> EXERCISE PASSAGE
******************************
ATLANTA - Rocco Baldelli knows the Twins are 7-15, understands this is the second-worst start to a season the Twins have ever endured, grasps how urgent the need has become to start winning with regularity.
He just wishes his players didn’t.
“When you want to do something so bad, it gets harder to do. We can’t worry about what happened last week or what happened yesterday,” Baldelli preached after the Atlanta Braves finished off their sweep of the Twins on Sunday. “You can’t play the game worried. You can’t play the game concerned you didn’t get it done the last time. This is a forward-looking game.”
Maybe so, but every time the Twins think they’re moving forward — taking two of three games from the New York Mets last week, for example — they seem to sputter to a stop once again. And he’s concerned his players are making mistakes of emotion.
******************************
> DATASET
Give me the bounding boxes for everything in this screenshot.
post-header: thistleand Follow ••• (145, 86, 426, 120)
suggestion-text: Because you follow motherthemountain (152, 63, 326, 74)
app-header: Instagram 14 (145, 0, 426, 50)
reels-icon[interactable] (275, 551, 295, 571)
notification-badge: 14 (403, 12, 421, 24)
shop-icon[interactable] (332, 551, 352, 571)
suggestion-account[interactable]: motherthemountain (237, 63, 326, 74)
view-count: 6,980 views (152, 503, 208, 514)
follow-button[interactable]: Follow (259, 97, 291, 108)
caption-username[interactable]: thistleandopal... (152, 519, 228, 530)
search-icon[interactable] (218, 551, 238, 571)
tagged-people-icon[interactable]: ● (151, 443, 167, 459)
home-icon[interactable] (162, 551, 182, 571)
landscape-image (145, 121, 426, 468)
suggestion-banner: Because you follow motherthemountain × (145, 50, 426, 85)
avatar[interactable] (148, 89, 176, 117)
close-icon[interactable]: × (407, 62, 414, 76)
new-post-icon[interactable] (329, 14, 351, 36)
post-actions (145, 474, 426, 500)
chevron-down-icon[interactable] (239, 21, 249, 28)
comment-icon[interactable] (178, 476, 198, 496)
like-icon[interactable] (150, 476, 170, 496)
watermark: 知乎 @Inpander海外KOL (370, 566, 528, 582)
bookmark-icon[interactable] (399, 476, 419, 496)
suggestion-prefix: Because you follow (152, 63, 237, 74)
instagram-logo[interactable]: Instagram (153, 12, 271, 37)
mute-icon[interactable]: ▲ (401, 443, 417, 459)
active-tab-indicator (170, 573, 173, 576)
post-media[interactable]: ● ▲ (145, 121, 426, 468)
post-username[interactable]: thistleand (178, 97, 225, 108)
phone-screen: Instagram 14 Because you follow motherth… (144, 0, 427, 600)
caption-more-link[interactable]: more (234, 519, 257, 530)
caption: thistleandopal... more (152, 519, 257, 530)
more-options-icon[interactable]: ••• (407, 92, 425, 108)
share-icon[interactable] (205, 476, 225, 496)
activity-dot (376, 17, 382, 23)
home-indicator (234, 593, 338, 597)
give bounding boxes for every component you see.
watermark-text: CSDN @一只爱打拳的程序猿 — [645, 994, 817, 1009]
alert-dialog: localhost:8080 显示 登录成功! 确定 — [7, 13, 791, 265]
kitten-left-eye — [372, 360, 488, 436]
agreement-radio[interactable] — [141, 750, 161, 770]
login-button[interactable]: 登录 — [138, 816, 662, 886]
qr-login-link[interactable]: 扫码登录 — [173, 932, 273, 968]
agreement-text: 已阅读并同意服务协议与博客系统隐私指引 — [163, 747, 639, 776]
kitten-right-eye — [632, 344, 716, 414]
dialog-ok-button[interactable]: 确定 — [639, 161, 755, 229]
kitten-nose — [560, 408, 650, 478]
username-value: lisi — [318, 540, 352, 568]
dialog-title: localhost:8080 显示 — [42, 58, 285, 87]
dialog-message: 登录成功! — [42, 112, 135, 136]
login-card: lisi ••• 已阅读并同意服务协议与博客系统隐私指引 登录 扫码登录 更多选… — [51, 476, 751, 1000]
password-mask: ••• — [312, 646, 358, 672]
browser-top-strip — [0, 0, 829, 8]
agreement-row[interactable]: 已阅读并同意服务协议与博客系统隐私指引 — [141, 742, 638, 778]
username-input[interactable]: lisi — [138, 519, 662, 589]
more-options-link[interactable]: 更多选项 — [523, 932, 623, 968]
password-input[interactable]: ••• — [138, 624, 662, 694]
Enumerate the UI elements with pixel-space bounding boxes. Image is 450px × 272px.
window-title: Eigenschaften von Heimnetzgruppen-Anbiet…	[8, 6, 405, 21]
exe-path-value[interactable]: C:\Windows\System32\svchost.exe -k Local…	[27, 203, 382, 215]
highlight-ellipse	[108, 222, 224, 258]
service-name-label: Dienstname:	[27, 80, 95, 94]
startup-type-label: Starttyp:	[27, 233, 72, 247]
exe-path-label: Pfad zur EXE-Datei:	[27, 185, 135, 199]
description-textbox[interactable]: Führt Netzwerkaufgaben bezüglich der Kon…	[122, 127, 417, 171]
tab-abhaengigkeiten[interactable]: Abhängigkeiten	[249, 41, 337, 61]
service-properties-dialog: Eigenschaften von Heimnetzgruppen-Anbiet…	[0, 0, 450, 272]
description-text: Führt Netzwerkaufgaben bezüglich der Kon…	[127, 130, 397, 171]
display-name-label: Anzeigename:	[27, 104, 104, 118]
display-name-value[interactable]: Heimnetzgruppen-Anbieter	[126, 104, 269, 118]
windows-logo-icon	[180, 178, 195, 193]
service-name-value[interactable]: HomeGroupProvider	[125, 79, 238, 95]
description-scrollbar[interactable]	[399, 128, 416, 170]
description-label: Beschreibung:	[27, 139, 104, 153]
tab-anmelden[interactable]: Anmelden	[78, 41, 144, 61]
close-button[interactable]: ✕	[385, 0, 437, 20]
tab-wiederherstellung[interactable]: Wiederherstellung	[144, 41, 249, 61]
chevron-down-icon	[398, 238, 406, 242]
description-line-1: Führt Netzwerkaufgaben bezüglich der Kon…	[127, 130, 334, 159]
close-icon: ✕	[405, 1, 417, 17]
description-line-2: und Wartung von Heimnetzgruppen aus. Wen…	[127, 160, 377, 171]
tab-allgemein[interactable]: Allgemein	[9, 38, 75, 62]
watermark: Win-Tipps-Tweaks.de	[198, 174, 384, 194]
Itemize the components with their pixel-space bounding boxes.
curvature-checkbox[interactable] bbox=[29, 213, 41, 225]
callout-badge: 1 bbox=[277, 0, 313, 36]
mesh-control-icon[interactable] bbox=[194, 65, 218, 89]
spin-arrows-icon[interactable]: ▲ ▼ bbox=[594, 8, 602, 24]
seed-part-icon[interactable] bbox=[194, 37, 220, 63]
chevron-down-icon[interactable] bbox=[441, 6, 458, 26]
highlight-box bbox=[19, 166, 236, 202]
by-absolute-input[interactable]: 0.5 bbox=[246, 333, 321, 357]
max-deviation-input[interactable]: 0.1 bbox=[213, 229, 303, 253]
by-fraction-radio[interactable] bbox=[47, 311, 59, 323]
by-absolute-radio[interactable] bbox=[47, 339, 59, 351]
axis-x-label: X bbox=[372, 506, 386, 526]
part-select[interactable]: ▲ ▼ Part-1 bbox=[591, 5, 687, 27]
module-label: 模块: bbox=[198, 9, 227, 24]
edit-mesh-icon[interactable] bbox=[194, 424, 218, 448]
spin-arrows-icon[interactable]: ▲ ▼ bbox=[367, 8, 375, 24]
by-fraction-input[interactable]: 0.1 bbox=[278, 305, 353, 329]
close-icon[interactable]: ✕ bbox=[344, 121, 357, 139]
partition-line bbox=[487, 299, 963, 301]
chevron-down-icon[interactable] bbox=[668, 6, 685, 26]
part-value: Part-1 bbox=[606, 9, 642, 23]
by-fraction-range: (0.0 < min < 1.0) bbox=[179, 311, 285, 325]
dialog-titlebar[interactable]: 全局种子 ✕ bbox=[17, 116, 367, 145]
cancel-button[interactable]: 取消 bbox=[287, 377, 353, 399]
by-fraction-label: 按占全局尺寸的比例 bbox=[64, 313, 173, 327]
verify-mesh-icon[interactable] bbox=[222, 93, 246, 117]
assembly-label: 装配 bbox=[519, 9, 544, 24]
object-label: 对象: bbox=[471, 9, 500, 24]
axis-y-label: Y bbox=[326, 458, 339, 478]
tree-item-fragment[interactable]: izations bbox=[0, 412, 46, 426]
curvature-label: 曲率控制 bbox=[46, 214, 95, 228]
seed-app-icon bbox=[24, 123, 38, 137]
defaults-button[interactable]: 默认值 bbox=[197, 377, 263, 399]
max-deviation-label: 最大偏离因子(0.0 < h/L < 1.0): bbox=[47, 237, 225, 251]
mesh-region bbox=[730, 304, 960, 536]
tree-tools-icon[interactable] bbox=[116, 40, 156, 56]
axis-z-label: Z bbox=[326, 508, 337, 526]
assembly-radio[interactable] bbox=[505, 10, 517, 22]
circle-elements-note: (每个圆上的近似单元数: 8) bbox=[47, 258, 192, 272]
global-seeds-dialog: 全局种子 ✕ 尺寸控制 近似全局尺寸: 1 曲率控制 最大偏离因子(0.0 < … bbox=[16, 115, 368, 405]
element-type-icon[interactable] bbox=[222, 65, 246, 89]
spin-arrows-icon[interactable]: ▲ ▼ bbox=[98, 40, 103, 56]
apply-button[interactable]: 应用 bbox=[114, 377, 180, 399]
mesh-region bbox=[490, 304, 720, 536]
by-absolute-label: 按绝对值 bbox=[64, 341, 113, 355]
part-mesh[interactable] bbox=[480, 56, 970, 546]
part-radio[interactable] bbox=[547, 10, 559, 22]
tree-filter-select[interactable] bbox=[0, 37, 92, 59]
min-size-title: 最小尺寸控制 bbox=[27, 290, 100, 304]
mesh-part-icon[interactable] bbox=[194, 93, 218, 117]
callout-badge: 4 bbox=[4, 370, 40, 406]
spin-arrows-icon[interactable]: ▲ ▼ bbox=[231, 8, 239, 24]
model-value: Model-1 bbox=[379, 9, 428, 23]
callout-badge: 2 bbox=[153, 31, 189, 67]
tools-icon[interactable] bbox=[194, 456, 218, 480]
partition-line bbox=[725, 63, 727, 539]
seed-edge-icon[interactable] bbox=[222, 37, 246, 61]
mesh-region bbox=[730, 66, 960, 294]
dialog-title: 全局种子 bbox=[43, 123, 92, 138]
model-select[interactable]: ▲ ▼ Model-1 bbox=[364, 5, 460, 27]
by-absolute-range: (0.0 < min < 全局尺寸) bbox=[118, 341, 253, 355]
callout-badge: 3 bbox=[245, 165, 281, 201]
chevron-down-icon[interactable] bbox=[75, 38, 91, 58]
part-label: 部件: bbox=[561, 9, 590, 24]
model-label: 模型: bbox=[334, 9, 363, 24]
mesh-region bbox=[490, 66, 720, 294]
******************************
> DIRECTIONS
a) In the article about the Twins' slow start, rewrite the part starting with "He just wishes" and going on through "mistakes of emotion.", replacing "worried" with "anxious".
b) Pick up the article about the Twins' slow start after its last sentence and write the next part.

> RESPONSE LIST
a)
He just wishes his players didn’t.
“When you want to do something so bad, it gets harder to do. We can’t worry about what happened last week or what happened yesterday,” Baldelli preached after the Atlanta Braves finished off their sweep of the Twins on Sunday. “You can’t play the game anxious. You can’t play the game concerned you didn’t get it done the last time. This is a forward-looking game.”
Maybe so, but every time the Twins think they’re moving forward — taking two of three games from the New York Mets last week, for example — they seem to sputter to a stop once again. And he’s concerned his players are making mistakes of emotion.

b)
“Frustration can build sometimes. I can’t say that’s why we’re not getting it done … but this series, we didn’t have any balls find any grass when we needed it,” Baldelli said, citing the Twins’ 10 baserunners but zero run-scoring hits behind them Sunday. “Listen, this has not been an easy go of it by any means, and we’re going to have to continue to fight offensively, to find ourselves and work through it, to figure it out.”
It’s natural to put pressure on yourself, confirmed Joe Ryan, who had given up only six runs in his first four starts but gave up six more Sunday.
“Definitely. That makes it even more frustrating,” Ryan said. “It’s not going our way right now, so you want to have a good outing every fifth day. To have a bad one today, it [hurts].”
Justin Topa, starting pitcher
Justin Topa got a call from his wife Saturday with an urgent question: “What do you mean you’re starting?"